----- Dataset records

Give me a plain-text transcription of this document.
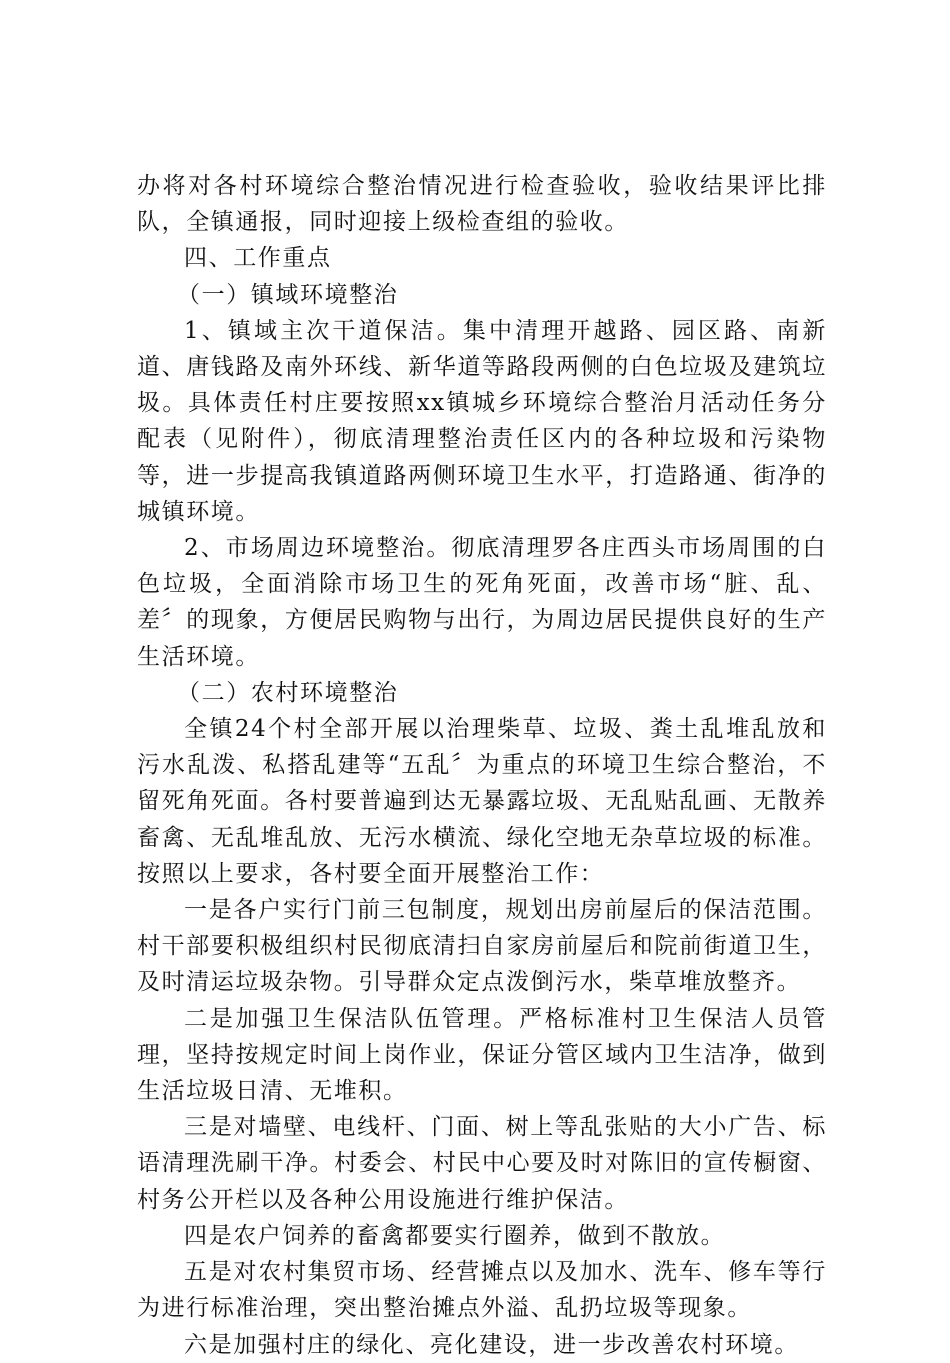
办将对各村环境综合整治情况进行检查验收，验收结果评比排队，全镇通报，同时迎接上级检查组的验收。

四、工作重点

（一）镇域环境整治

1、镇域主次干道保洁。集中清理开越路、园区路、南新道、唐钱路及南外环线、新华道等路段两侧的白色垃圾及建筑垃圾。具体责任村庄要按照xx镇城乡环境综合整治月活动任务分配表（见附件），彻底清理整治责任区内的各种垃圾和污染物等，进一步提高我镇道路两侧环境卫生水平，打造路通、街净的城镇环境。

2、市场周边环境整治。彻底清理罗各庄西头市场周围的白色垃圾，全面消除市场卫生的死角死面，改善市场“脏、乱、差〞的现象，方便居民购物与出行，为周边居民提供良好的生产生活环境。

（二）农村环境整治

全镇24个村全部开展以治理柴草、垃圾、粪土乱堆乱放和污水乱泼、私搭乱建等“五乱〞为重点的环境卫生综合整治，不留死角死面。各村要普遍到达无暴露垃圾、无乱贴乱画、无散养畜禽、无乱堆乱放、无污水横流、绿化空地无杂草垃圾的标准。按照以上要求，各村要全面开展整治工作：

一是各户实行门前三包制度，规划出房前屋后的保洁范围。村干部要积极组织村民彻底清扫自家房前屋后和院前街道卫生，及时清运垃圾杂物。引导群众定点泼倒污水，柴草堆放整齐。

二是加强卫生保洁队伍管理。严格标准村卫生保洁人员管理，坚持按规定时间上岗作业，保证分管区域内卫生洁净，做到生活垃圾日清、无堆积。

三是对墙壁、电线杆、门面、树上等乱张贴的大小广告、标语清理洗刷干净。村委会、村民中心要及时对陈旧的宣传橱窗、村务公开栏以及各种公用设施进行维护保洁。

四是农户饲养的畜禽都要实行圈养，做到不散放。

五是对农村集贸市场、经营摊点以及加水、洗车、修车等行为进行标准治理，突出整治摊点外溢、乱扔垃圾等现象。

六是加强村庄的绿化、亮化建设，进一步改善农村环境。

----------
----- Dataset records

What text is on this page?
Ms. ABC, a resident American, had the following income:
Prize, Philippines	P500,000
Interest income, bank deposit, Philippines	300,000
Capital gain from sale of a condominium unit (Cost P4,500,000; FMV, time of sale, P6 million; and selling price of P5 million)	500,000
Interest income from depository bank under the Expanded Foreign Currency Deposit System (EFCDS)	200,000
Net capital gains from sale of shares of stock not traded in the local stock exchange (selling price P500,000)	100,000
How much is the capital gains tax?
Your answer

----------

Your instructions:
State how many lines of the listing above hold the word "Interest", with nothing but the number.

Result below:
2